-- START Records for processing --

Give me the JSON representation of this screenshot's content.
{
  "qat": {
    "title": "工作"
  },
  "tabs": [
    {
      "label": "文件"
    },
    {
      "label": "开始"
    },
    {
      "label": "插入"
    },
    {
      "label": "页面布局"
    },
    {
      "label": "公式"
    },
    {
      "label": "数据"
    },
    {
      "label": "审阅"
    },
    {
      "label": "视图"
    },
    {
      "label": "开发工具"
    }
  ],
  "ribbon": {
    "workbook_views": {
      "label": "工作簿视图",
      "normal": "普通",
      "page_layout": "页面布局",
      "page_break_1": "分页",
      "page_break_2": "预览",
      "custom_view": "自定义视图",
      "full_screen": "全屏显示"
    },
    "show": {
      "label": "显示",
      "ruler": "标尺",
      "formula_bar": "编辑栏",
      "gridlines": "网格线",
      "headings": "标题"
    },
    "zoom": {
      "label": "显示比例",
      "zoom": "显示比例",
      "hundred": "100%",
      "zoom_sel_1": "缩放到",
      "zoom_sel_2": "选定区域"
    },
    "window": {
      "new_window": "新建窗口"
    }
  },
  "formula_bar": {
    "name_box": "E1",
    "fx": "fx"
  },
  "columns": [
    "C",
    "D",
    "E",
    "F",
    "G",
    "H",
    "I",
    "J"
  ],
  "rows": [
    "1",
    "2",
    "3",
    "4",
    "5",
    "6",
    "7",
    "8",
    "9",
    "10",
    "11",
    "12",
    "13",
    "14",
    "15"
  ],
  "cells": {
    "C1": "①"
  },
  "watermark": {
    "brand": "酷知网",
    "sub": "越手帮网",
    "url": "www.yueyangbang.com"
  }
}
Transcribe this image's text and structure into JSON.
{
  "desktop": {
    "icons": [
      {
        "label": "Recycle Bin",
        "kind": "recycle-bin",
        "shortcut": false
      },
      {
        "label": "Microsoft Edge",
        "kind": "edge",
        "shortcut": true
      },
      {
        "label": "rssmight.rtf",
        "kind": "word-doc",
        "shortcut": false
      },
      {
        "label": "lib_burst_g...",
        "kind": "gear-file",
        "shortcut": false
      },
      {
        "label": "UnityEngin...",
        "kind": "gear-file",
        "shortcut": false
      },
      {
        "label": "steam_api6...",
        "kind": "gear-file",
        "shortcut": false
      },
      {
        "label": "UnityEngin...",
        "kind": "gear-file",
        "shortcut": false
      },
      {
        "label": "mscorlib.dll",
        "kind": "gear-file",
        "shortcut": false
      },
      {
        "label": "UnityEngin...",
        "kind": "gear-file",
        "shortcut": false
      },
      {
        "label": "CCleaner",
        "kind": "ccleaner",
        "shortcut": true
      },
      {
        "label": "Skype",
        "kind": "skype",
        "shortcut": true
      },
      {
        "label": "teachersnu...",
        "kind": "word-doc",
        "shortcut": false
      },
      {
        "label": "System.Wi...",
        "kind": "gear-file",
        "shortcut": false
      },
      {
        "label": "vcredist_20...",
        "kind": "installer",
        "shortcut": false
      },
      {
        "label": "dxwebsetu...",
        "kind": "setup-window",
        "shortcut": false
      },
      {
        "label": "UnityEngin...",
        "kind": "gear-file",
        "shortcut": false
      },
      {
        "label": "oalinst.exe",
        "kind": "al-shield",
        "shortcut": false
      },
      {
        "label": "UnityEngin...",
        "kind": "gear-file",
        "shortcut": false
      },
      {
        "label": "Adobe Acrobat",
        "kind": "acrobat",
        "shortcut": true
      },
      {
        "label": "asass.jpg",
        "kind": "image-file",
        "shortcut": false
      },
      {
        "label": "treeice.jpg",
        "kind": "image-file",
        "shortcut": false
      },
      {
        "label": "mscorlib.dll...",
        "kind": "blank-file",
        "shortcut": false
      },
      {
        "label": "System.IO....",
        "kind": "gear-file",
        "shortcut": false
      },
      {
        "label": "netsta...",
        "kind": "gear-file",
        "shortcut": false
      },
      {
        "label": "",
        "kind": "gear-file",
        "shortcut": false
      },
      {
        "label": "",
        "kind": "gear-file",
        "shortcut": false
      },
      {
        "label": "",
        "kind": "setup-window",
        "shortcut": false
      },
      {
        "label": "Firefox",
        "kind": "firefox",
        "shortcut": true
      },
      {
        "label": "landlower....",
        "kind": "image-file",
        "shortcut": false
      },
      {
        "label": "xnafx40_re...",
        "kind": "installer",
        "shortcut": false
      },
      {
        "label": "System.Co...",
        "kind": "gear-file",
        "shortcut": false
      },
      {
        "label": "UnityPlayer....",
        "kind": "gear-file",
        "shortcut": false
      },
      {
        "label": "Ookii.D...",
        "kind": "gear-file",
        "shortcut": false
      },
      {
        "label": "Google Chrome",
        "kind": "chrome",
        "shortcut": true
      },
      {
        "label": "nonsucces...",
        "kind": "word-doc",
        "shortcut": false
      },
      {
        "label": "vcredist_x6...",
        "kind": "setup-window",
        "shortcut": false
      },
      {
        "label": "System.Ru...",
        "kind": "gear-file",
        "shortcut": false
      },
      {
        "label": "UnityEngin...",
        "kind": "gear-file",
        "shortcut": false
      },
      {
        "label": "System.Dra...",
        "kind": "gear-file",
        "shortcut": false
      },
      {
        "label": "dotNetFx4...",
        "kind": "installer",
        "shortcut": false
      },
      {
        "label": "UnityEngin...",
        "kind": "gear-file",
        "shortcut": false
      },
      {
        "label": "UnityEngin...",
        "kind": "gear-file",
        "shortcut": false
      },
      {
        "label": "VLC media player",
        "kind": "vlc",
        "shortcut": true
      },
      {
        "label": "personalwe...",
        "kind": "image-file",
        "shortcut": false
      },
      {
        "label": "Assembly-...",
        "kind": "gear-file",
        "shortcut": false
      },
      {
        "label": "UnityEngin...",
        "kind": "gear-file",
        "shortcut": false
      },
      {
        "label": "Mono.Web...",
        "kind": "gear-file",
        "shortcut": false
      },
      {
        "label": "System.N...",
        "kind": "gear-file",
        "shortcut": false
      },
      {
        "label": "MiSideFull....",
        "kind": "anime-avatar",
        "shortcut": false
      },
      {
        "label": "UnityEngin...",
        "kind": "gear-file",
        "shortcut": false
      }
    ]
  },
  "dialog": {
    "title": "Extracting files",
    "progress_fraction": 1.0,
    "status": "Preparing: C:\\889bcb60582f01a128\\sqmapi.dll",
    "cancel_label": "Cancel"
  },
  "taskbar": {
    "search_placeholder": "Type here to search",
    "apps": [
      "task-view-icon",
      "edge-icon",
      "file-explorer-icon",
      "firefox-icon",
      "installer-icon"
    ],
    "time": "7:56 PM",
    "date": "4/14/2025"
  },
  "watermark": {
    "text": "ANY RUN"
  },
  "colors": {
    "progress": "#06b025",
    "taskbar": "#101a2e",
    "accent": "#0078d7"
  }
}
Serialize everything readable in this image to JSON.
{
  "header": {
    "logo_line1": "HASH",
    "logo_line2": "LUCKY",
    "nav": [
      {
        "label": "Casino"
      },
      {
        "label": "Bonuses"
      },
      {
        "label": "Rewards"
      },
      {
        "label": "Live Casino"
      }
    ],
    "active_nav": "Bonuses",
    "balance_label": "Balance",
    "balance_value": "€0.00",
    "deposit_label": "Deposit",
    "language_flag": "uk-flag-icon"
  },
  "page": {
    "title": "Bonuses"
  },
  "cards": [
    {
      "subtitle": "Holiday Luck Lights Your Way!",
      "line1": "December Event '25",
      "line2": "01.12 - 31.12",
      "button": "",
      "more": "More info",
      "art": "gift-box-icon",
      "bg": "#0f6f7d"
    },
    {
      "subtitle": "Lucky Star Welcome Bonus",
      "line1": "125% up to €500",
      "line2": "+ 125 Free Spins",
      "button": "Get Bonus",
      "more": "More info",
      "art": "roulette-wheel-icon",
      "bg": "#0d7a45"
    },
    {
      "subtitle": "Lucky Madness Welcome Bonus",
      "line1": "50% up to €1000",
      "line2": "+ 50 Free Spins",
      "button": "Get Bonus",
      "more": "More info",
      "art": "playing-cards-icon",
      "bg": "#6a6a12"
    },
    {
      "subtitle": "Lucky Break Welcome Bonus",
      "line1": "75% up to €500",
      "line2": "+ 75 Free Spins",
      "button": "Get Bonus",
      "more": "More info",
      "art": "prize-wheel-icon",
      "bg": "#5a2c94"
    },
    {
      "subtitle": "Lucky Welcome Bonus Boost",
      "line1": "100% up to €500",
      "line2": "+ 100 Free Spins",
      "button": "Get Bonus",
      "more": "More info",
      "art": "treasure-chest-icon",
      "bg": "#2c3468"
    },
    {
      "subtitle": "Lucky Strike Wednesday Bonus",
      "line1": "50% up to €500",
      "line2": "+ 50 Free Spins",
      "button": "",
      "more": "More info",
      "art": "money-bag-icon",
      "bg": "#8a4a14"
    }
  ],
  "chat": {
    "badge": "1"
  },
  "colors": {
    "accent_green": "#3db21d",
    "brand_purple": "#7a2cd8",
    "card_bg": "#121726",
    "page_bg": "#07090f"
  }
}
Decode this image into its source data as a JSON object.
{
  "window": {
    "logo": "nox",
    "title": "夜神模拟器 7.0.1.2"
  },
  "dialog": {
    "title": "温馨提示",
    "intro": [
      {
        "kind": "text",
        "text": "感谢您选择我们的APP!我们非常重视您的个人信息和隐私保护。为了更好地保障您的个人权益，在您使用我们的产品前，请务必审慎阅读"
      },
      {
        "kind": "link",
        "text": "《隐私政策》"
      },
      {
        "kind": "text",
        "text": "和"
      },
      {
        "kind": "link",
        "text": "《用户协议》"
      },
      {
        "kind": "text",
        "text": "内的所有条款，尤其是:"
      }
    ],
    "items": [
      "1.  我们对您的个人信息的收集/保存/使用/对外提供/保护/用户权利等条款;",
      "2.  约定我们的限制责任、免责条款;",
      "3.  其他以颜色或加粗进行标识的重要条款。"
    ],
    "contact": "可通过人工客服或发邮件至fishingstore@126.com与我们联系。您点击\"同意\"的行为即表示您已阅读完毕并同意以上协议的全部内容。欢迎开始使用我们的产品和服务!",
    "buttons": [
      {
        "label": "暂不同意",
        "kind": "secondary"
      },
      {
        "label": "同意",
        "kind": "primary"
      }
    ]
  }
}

-- END Records for processing --

### Your goal
Say the number of lines in the records above that include the string "wheel", and no more.

### Solved problem
2